[Data extracted from a collection]
────────────────────────────────────────
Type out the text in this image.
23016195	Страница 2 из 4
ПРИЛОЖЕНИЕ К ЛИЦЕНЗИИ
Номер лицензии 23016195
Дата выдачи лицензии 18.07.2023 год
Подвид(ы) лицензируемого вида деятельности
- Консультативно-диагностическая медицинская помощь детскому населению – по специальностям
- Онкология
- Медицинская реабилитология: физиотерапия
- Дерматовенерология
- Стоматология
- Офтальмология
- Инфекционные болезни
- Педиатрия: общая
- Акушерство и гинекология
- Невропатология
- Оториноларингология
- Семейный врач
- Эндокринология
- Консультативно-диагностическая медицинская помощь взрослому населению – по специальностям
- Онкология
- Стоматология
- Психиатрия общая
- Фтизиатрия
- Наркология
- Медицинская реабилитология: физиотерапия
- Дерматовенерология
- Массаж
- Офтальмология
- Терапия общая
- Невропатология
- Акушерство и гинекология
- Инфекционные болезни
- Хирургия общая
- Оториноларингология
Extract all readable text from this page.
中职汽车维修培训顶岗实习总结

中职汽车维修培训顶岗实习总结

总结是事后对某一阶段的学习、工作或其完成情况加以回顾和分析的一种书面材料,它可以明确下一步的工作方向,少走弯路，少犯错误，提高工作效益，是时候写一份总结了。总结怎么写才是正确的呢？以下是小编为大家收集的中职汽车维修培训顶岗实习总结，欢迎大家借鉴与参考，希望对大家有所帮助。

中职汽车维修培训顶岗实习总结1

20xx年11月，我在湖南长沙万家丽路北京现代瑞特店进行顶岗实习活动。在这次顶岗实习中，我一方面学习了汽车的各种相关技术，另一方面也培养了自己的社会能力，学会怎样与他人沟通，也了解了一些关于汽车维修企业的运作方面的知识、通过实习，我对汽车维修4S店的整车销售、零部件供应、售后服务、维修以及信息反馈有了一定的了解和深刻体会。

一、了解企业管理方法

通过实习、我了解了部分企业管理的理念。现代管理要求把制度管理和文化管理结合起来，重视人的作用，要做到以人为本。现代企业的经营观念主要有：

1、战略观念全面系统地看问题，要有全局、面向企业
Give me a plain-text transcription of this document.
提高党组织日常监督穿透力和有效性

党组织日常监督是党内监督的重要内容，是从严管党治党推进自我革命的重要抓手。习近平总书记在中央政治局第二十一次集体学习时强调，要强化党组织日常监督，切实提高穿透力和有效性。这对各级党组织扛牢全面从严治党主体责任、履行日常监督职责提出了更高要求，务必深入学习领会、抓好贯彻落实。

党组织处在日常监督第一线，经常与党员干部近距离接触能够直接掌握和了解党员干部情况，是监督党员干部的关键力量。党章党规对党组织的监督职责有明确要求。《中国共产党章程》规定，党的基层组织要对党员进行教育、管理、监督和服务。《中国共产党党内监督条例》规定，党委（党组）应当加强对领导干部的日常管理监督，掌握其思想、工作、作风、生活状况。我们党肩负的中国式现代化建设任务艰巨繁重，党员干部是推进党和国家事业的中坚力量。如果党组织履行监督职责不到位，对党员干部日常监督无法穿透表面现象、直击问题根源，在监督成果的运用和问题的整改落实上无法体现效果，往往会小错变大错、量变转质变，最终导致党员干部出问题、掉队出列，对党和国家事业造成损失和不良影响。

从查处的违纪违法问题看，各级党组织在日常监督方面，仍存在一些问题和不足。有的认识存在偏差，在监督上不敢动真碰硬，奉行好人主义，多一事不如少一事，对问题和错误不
────────────────────────────────────────
**Problem description:**
Transcribe the full listing above without leaving anything out.

**Written reply:**
Type out the text in this image.
23016195	Страница 2 из 4
ПРИЛОЖЕНИЕ К ЛИЦЕНЗИИ
Номер лицензии 23016195
Дата выдачи лицензии 18.07.2023 год
Подвид(ы) лицензируемого вида деятельности
- Консультативно-диагностическая медицинская помощь детскому населению – по специальностям
- Онкология
- Медицинская реабилитология: физиотерапия
- Дерматовенерология
- Стоматология
- Офтальмология
- Инфекционные болезни
- Педиатрия: общая
- Акушерство и гинекология
- Невропатология
- Оториноларингология
- Семейный врач
- Эндокринология
- Консультативно-диагностическая медицинская помощь взрослому населению – по специальностям
- Онкология
- Стоматология
- Психиатрия общая
- Фтизиатрия
- Наркология
- Медицинская реабилитология: физиотерапия
- Дерматовенерология
- Массаж
- Офтальмология
- Терапия общая
- Невропатология
- Акушерство и гинекология
- Инфекционные болезни
- Хирургия общая
- Оториноларингология
Extract all readable text from this page.
中职汽车维修培训顶岗实习总结

中职汽车维修培训顶岗实习总结

总结是事后对某一阶段的学习、工作或其完成情况加以回顾和分析的一种书面材料,它可以明确下一步的工作方向,少走弯路，少犯错误，提高工作效益，是时候写一份总结了。总结怎么写才是正确的呢？以下是小编为大家收集的中职汽车维修培训顶岗实习总结，欢迎大家借鉴与参考，希望对大家有所帮助。

中职汽车维修培训顶岗实习总结1

20xx年11月，我在湖南长沙万家丽路北京现代瑞特店进行顶岗实习活动。在这次顶岗实习中，我一方面学习了汽车的各种相关技术，另一方面也培养了自己的社会能力，学会怎样与他人沟通，也了解了一些关于汽车维修企业的运作方面的知识、通过实习，我对汽车维修4S店的整车销售、零部件供应、售后服务、维修以及信息反馈有了一定的了解和深刻体会。

一、了解企业管理方法

通过实习、我了解了部分企业管理的理念。现代管理要求把制度管理和文化管理结合起来，重视人的作用，要做到以人为本。现代企业的经营观念主要有：

1、战略观念全面系统地看问题，要有全局、面向企业
Give me a plain-text transcription of this document.
提高党组织日常监督穿透力和有效性

党组织日常监督是党内监督的重要内容，是从严管党治党推进自我革命的重要抓手。习近平总书记在中央政治局第二十一次集体学习时强调，要强化党组织日常监督，切实提高穿透力和有效性。这对各级党组织扛牢全面从严治党主体责任、履行日常监督职责提出了更高要求，务必深入学习领会、抓好贯彻落实。

党组织处在日常监督第一线，经常与党员干部近距离接触能够直接掌握和了解党员干部情况，是监督党员干部的关键力量。党章党规对党组织的监督职责有明确要求。《中国共产党章程》规定，党的基层组织要对党员进行教育、管理、监督和服务。《中国共产党党内监督条例》规定，党委（党组）应当加强对领导干部的日常管理监督，掌握其思想、工作、作风、生活状况。我们党肩负的中国式现代化建设任务艰巨繁重，党员干部是推进党和国家事业的中坚力量。如果党组织履行监督职责不到位，对党员干部日常监督无法穿透表面现象、直击问题根源，在监督成果的运用和问题的整改落实上无法体现效果，往往会小错变大错、量变转质变，最终导致党员干部出问题、掉队出列，对党和国家事业造成损失和不良影响。

从查处的违纪违法问题看，各级党组织在日常监督方面，仍存在一些问题和不足。有的认识存在偏差，在监督上不敢动真碰硬，奉行好人主义，多一事不如少一事，对问题和错误不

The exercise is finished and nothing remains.